# Exercise instructions:
From the entries below, extract every line that includes the word "JSON".

____ Data shown

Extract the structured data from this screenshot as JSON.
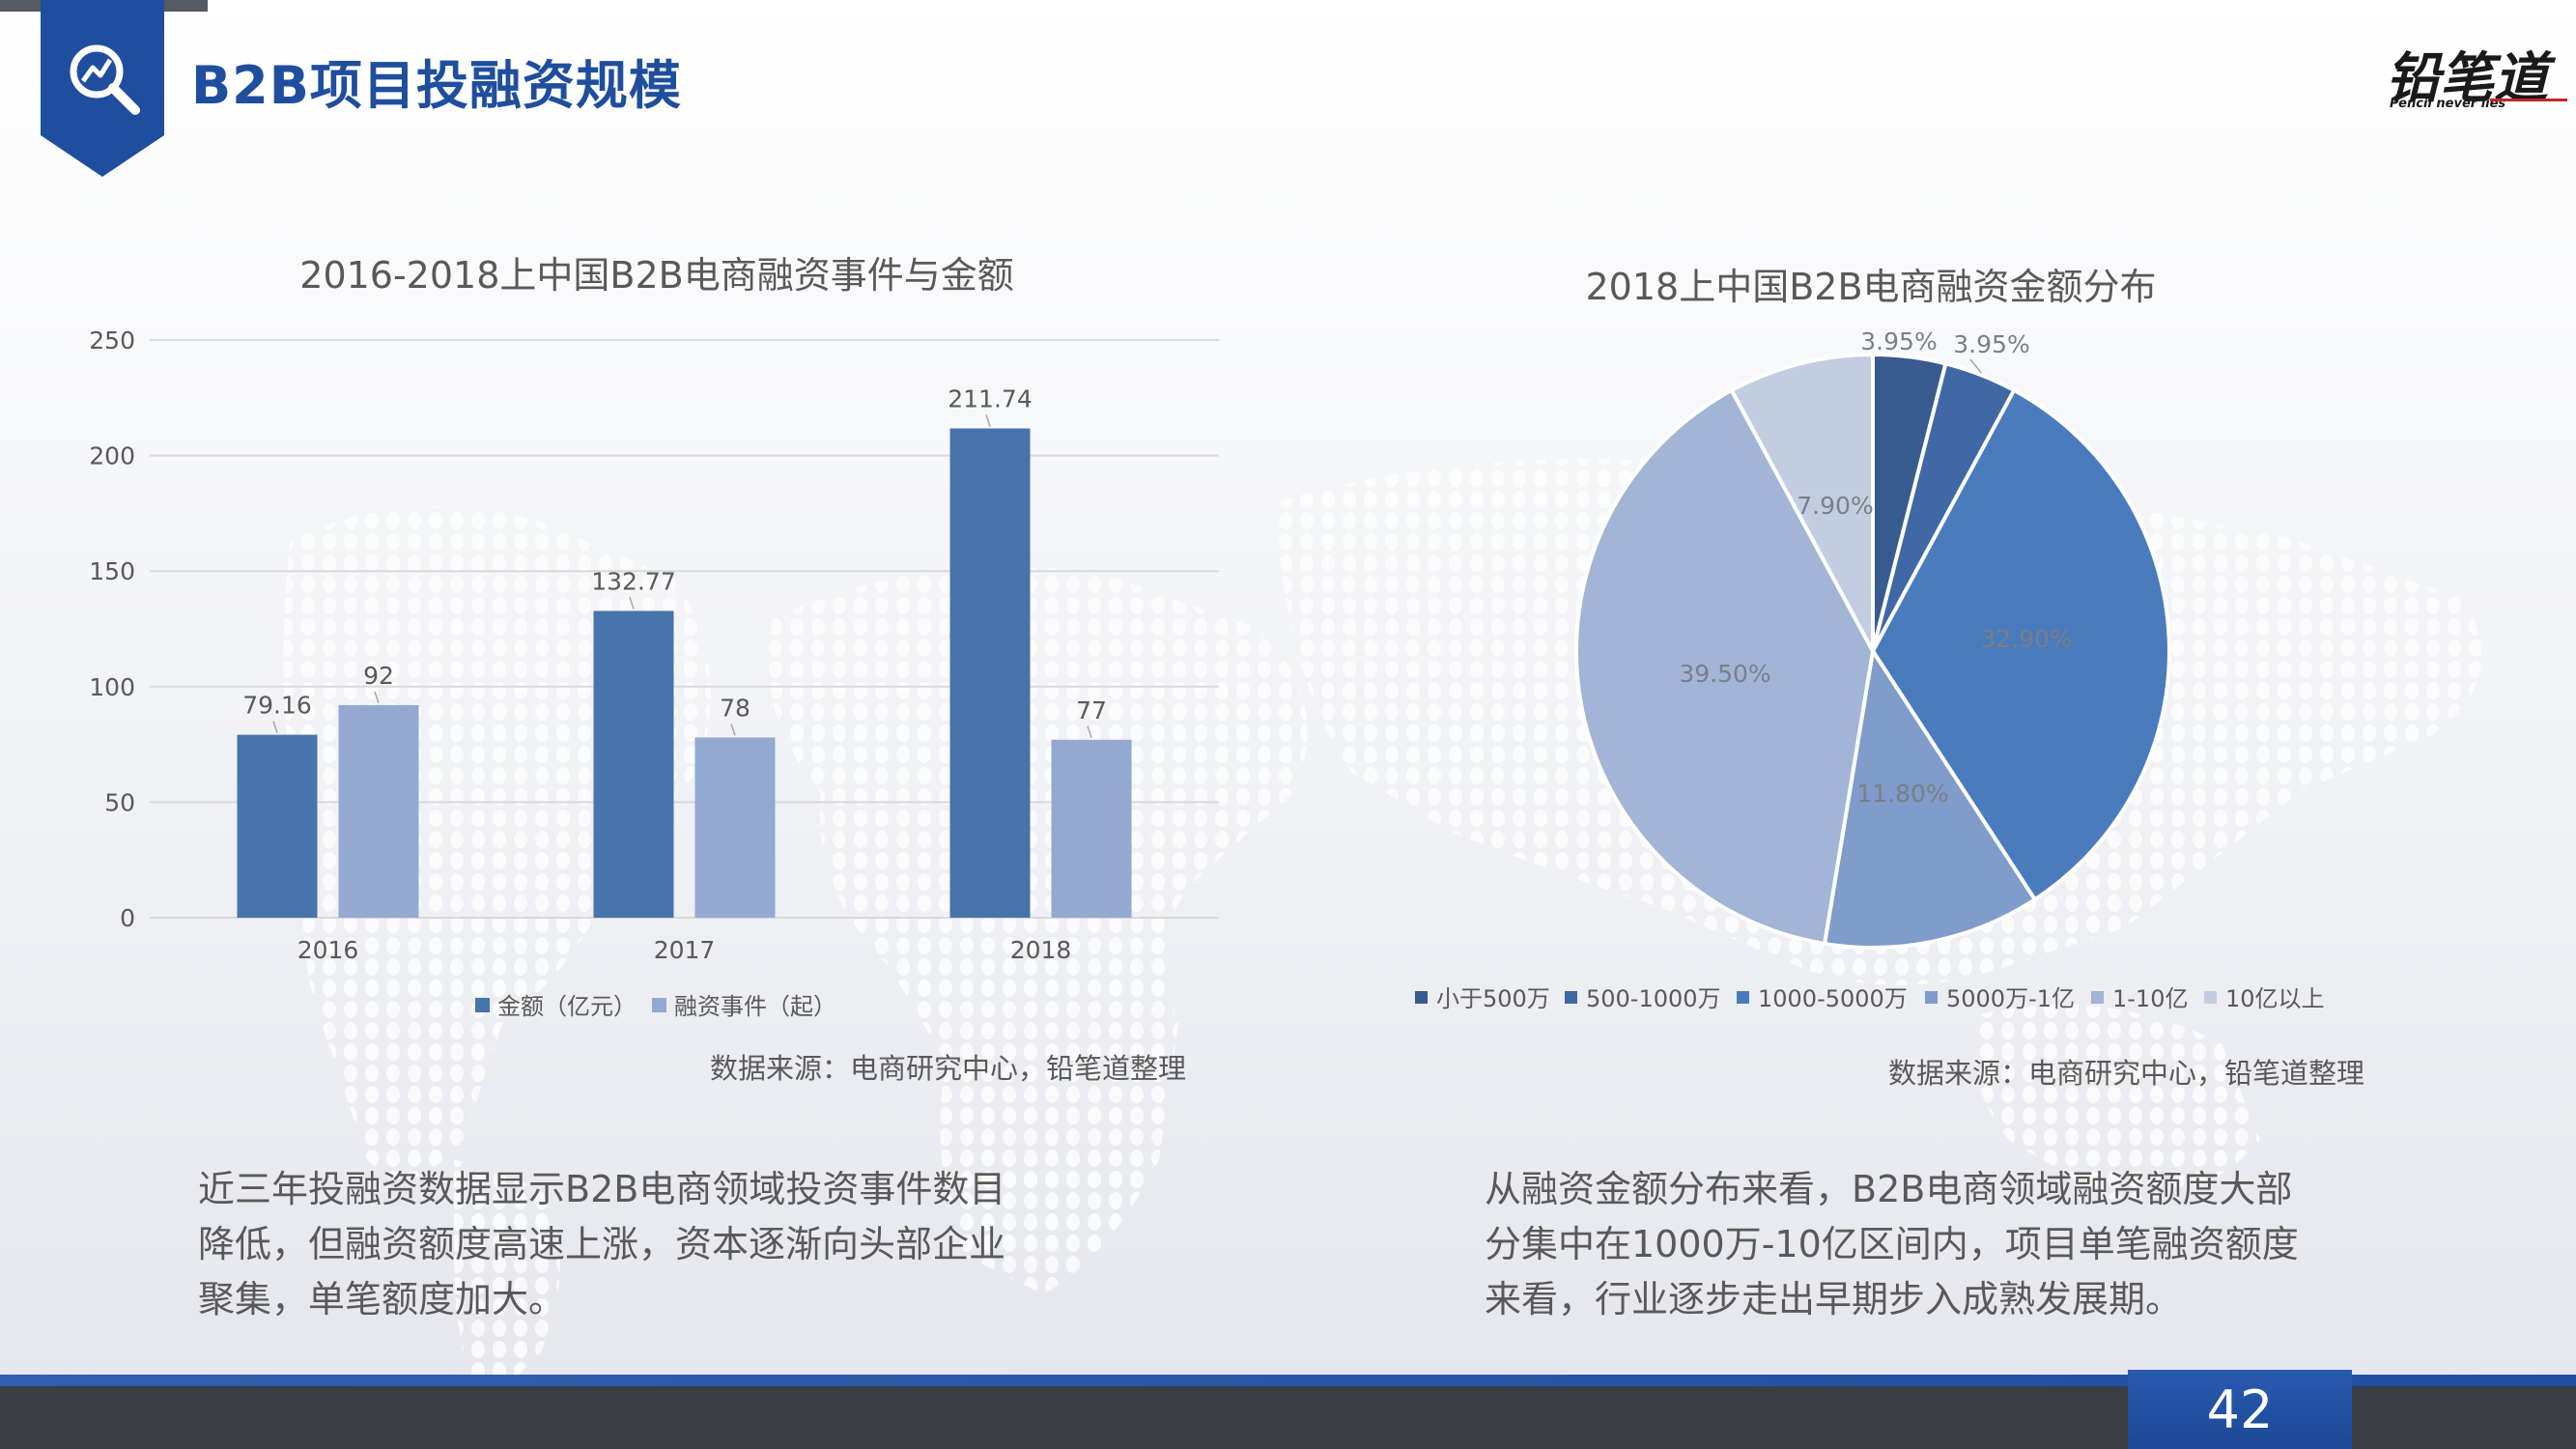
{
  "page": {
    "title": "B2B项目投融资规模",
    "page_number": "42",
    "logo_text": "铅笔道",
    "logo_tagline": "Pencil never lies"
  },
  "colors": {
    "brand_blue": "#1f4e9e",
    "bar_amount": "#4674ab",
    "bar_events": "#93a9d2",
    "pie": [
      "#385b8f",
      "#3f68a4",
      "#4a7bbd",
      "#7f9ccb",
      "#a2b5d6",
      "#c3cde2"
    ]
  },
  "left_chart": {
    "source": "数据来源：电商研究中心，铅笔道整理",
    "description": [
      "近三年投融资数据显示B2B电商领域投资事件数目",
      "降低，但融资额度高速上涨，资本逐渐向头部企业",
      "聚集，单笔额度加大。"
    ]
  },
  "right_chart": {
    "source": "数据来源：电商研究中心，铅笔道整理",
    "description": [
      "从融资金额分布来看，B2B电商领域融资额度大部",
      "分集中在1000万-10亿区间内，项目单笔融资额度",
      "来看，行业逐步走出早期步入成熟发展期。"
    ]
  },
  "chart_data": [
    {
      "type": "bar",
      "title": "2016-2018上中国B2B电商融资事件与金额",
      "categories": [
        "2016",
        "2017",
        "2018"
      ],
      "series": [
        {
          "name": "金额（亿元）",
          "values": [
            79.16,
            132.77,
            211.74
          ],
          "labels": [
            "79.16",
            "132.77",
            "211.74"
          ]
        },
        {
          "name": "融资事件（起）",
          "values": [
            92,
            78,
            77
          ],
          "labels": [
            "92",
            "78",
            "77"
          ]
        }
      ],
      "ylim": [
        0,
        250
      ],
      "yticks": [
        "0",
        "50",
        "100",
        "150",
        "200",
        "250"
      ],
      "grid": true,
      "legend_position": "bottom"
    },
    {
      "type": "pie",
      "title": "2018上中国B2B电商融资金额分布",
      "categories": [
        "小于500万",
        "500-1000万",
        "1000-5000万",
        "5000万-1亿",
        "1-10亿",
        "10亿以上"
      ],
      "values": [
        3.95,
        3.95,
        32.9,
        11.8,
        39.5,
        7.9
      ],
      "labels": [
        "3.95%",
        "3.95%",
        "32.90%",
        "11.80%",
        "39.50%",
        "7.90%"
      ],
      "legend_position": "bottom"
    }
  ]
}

________
____ Data shown

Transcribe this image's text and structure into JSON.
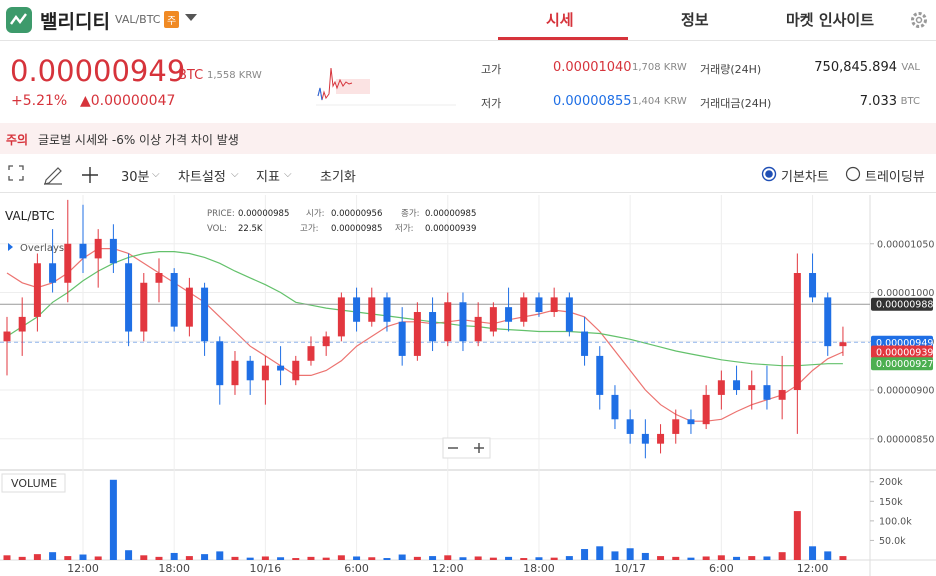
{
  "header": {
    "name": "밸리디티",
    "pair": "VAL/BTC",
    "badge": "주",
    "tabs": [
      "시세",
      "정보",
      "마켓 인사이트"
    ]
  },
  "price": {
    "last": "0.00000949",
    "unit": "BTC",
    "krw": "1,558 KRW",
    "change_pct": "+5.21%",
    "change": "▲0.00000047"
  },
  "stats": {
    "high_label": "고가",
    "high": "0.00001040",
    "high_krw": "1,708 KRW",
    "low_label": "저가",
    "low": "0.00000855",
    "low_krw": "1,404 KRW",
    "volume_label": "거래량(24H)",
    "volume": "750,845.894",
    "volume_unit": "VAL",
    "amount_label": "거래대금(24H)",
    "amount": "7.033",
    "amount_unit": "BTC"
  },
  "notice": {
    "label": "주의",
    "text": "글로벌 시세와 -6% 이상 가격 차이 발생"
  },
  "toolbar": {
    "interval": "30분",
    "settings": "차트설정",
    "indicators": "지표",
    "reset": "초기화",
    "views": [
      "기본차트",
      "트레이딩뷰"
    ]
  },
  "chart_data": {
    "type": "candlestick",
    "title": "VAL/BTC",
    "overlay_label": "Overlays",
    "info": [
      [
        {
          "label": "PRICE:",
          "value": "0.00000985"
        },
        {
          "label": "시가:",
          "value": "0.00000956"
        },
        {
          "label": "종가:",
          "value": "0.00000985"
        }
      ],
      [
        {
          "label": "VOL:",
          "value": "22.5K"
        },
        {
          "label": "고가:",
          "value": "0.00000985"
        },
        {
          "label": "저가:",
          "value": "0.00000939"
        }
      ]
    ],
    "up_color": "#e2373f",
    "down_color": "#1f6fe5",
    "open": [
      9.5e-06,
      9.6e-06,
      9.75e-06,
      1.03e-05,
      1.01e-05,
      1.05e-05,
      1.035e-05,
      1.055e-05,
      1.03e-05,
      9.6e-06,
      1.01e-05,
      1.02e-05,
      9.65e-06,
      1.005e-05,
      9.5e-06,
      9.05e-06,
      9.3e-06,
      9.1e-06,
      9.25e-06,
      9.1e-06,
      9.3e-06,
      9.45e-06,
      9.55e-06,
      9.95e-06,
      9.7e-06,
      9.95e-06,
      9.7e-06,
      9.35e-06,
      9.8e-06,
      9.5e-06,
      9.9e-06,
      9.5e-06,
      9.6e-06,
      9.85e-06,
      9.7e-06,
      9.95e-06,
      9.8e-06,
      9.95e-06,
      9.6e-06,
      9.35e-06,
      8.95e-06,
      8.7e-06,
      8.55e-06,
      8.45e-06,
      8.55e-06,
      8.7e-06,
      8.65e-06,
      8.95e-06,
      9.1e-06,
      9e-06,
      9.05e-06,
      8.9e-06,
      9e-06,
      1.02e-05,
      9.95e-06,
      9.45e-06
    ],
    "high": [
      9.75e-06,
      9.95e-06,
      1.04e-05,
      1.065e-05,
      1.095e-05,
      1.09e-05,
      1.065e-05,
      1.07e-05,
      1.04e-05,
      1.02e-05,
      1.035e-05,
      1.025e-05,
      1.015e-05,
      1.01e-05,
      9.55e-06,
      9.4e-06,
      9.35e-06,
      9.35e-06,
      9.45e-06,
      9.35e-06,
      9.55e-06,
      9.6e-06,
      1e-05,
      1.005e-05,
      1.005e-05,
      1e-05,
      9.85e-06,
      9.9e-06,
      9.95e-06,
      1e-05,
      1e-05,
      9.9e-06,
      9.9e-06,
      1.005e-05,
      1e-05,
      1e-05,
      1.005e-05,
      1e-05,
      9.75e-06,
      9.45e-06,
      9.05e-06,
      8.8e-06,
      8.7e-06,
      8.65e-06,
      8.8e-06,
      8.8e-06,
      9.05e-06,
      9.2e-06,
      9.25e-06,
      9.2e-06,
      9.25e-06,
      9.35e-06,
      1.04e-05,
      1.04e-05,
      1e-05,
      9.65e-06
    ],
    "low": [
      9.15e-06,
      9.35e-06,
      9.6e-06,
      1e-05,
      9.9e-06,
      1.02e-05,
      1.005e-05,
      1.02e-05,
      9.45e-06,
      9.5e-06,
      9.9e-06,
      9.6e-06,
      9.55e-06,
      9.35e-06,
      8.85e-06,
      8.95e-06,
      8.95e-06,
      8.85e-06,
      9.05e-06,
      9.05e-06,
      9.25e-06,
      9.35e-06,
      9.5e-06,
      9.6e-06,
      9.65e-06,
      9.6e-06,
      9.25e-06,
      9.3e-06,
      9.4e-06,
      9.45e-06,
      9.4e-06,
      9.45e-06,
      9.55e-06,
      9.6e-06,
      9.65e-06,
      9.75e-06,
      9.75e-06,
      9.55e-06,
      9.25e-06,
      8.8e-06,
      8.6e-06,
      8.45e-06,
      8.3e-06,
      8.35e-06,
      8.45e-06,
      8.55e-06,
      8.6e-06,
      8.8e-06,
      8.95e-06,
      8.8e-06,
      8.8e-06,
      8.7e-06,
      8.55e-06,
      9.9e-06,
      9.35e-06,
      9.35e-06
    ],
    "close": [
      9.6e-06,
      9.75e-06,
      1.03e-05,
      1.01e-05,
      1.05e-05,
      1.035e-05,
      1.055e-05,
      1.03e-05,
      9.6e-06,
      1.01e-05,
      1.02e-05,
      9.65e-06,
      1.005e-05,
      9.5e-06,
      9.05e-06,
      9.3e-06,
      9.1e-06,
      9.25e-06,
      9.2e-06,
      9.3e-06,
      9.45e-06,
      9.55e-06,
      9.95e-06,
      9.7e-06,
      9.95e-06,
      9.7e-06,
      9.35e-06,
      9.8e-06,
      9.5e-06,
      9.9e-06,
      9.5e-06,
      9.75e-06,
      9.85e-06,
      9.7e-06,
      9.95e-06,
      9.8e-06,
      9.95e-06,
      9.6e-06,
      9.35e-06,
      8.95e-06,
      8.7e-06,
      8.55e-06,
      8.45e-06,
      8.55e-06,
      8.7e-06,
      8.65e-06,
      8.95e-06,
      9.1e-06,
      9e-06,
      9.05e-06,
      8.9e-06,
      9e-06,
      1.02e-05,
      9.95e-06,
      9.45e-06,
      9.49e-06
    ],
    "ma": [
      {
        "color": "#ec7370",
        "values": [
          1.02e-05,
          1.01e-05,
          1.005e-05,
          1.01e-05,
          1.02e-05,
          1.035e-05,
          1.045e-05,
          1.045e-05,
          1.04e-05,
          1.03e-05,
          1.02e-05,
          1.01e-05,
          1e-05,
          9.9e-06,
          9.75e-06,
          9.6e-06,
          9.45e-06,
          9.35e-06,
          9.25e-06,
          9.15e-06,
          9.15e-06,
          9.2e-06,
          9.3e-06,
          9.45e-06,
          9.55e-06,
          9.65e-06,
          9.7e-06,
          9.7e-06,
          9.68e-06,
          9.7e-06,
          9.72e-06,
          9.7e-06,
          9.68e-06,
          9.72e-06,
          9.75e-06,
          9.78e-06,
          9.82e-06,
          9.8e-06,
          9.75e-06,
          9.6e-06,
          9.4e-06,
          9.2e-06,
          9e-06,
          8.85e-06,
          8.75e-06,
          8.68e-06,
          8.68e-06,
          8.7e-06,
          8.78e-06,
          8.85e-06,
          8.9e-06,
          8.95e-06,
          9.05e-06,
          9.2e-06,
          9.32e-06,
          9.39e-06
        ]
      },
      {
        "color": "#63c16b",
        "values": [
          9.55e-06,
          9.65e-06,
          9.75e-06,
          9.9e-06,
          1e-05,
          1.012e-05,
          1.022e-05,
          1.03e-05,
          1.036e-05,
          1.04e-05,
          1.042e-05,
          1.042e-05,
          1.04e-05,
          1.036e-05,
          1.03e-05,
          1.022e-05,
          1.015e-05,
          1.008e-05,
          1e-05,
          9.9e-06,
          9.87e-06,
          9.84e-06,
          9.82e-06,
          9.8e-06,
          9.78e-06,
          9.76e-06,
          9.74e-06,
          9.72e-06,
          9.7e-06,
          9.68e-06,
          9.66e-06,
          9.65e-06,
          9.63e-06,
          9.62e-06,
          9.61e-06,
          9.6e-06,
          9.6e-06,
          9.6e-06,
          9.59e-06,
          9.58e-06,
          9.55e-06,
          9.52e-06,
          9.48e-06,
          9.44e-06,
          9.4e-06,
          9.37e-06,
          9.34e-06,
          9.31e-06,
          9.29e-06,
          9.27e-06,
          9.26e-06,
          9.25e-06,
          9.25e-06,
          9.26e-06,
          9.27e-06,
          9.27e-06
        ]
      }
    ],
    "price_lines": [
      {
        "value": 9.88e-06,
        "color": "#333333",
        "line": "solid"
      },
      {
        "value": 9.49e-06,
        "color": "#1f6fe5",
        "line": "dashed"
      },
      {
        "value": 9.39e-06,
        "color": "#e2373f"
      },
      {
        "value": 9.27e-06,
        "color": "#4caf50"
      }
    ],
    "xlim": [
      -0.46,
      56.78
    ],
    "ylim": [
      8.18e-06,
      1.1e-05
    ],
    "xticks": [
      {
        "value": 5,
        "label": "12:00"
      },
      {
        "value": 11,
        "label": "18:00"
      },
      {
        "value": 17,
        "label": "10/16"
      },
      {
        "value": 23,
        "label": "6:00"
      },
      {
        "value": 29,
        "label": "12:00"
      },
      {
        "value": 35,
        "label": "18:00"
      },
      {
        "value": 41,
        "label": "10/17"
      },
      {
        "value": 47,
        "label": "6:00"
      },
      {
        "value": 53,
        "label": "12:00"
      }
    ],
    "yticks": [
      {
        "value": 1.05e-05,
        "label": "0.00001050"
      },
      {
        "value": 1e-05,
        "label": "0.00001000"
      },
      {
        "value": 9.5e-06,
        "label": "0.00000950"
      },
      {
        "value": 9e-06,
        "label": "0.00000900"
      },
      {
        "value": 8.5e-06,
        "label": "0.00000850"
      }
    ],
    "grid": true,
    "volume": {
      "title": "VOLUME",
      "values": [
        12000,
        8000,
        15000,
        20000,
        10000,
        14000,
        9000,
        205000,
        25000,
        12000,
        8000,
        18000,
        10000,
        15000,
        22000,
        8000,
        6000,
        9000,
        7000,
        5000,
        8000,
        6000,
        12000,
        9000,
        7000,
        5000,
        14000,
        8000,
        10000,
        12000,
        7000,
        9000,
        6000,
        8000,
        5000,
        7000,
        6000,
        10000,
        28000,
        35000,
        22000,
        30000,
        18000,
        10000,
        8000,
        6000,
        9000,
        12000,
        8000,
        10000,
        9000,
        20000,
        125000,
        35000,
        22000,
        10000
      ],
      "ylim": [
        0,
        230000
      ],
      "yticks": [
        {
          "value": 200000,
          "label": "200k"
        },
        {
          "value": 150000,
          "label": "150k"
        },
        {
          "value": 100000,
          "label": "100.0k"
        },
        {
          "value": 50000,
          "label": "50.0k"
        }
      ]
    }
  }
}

________

# Result:
Extract the structured data from this screenshot as JSON.
Transcribe this image's text and structure into JSON.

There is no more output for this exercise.